Témoignage issu de thepublicdiscourse.com – 20 Janvier 2020 ( traduction de Juristes pour l’Enfance – document original : Healing from Donor Conception: My Story  )

La conception avec donneur est une pratique contraire à l’éthique qui sépare les membres d’une famille sous couvert de la charité. C’est légitime de croire que la méthode de la conception était faussée mais de continuer à rendre grâce pour la  vie reçue.

C’est comme un souvenir vivace.

Un jour, alors que j’avais à peu près 14 ans, je roulais en voiture avec mon père, et nous parlions de généalogie. J’étais très curieuse de connaître mes racines. Quand je lui ai demandé quel pourcentage de Cherokee nous portions, il m’a fait une réponse étrange.
J’ai dit : « Si tu as 1/16ème de sang Cherokee, j’en ai 1/32ème, n’est-ce pas? »
Il m’a répondu : « Je suis porteur d’1/16ème de sang Cherokee. »
L’absence de confirmation de mes propres gênes m’a laissé mal à l’aise, alors j’ai répété mon calcul. Encore une fois, mon père a refusé de confirmer mon raisonnement et mon héritage.
Mon frère et ma belle-sœur appellent ça des souvenirs flash.

Ce sont des moments qui se démarquent de notre passé, qui émergent à nouveau, maintenant, parce qu’ils révèlent distinctement des moments où nous avons remarqué que quelque chose était “off” au sujet de notre relation avec notre père. Ce n’est pas qu’il n’était pas un homme bon ou n’a pas fait de son mieux, mais il y a eu des moments qui nous ont donné des indices que nous n’étions pas ses enfants naturels. Et pourtant, à l’époque, comment aurions-nous pu le savoir ?
Ces moments ont pris du sens à la lumière de ce que nous avons appris plus tard sur notre conception. Qu’il s’agisse de souvenirs flash ou de la vue d’une échographie de son premier enfant, mon frère a finalement demandé clairement  à notre père comment il avait été conçu. 

La vérité est sortie.

Je me souviens distinctement de ce moment de la semaine de Thanksgiving il y a sept ans. Ma mère et mon père m’ont fait asseoir pour une conversation en famille pour me dire que j’étais conçue par donneur.
++++++++++++++++++++
### [Consignes]
a – Répondez aux questions suivantes à partir du témoignage sur la conception avec donneur.
(i) Vers quel âge la narratrice parlait-elle de généalogie en voiture avec son père ?
(ii) Comment le frère et la belle-sœur appellent-ils les moments qui se démarquent du passé ?
(iii) Pendant quelle semaine, et il y a combien de temps, les parents ont-ils annoncé la vérité à la narratrice ?
b – Poursuivez le témoignage sur la conception avec donneur après sa dernière phrase.

### [Données]
++++++++++++++++++++
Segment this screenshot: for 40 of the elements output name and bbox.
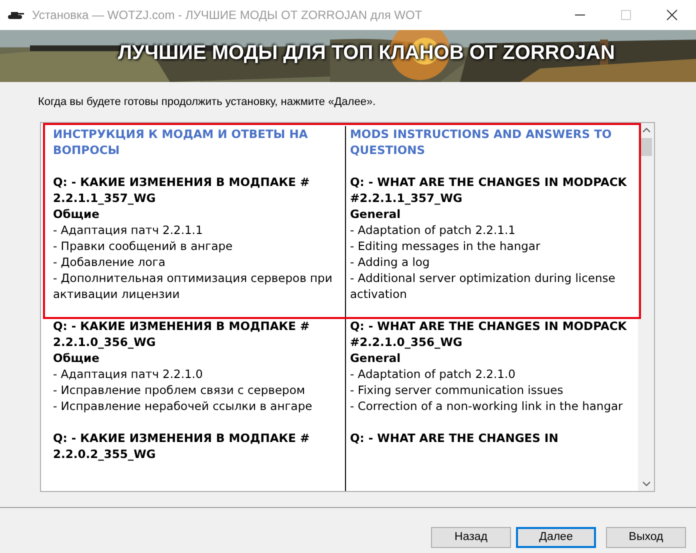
++++++++++++++++++++
### [Réponses par consigne]
a –
(i) Vers 14 ans.
(ii) Des souvenirs flash.
(iii) Pendant la semaine de Thanksgiving, il y a sept ans.

b –
J’avais entendu parler de la pratique à l’université, et mon premier réflexe  – avant de connaître ma propre histoire – avait été d’être mal à l’aise. La question de savoir si la pratique était éthique est passée rapidement dans mon esprit à l’époque, mais j’ai haussé les épaules et essayé de ne plus y penser, parce que cela me semblait étrange et d’un autre monde. Cela ne s’appliquait pas non plus à moi à l’époque.
Je pense que cette réaction détachée à la conception par donneur était une réponse naturelle. Mais une fois qu’on m’a parlé de ma propre conception, il m’a fallu un certain temps pour revenir à ce ressenti. Le choc était trop fort. 

Je sentais un poids très lourd sur mes épaules et qui n’aurait pas dû être placé là ; cela n’aurait pas dû être mon fardeau que mes parents ne puissent pas avoir d’enfants ensemble.
J’avais l’impression d’être soudainement devenu l’adulte de ma famille – ou peut-être même avais-je ce poids depuis longtemps, en portant leurs fardeaux pour eux et en devant apprendre maintenant à faire face aux conséquences.

 

Le fardeau de la conception par donneur

J’ai vu d’autres personnes aussi éprouver ce malaise, d’instinct. 

Une femme a déclaré dans un groupe Facebook: «Je pense devenir donneuse d’ovules! Avant, je voyais cela comme donner mon enfant, mais j’avais des amis stériles, et maintenant je veux faire ce que je peux pour les aider.” Je me souviens nettement avoir commenté sur le moment, “c’est EXACTEMENT COMME distribuer vos enfants”. Il était clair pour moi que son empathie avait assombri son jugement. 

Pour moi, quelqu’un qui a directement le résultat de l’empathie qu’il semble exprimer, son sentiment est égo-centré ; et c’est malheureusement courant.

Comme elle le suggère, l’infertilité est un fardeau. Je le sais bien. Ce n’est pas à cause de problèmes avec ma propre fertilité, mais des circonstances entourant ma propre conception. Embaucher un étranger pour avoir un enfant, au travers de l’ultra-sanitaire, des arrangements tri-partites des hôpitaux et des centres de fertilité, ne fait que blanchir la vérité.
En tant que «donneur», vous séparez intentionnellement votre enfant de son père ou de sa mère dans les années les plus formatrices de la vie, que ce soit pour de l’argent ou pour des intentions altruistes.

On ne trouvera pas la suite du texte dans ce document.